Pull each line holding the word "true" from the data.

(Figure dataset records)

───

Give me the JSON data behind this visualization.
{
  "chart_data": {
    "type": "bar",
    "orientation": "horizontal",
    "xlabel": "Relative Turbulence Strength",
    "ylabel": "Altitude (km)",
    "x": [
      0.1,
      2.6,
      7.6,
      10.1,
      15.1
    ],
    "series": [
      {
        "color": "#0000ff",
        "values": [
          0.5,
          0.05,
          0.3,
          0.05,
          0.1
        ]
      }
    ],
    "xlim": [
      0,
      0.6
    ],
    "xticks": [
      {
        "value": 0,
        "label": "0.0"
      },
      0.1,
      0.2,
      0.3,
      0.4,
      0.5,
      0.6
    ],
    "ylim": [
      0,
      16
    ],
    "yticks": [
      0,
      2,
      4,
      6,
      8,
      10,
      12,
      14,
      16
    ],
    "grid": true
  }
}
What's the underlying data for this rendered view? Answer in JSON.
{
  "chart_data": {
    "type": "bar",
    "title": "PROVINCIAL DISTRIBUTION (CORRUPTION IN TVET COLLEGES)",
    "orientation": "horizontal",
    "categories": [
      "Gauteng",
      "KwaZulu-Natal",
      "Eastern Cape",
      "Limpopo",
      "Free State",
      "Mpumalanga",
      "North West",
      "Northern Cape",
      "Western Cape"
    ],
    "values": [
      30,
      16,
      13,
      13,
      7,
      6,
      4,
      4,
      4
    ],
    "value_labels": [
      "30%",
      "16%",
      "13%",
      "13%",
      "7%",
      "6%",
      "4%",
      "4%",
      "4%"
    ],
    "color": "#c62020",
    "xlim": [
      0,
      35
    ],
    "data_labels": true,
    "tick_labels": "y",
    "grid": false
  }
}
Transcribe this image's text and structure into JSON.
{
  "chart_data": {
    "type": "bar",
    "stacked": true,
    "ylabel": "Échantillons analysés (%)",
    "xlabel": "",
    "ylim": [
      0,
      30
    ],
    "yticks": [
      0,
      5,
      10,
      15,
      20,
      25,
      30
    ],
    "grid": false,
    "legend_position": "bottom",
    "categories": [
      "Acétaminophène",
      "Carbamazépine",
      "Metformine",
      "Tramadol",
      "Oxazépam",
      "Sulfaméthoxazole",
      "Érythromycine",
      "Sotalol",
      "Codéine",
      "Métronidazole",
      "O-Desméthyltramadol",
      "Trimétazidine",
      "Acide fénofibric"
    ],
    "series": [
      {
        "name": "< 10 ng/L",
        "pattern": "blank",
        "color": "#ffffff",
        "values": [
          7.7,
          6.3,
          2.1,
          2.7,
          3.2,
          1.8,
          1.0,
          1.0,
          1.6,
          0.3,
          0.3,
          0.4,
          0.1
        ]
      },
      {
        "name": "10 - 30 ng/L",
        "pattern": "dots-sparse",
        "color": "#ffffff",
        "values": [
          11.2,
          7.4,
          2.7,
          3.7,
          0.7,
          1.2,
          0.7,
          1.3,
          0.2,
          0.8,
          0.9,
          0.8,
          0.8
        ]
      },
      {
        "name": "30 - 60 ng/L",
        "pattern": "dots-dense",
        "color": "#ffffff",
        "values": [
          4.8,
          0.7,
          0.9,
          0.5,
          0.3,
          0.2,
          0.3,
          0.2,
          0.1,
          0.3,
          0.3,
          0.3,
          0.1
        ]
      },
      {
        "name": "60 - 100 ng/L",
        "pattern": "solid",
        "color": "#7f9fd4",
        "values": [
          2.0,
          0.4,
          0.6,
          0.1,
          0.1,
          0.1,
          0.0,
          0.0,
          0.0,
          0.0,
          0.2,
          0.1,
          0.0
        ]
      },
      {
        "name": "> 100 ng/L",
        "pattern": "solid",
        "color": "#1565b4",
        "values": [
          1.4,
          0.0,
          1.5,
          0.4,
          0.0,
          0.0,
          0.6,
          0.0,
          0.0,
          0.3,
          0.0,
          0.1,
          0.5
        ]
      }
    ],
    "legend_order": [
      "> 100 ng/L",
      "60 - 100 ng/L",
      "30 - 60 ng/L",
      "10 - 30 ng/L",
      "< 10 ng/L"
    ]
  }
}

───

== CORRECT OUTPUT ==
    "grid": true
    "data_labels": true,
    "stacked": true,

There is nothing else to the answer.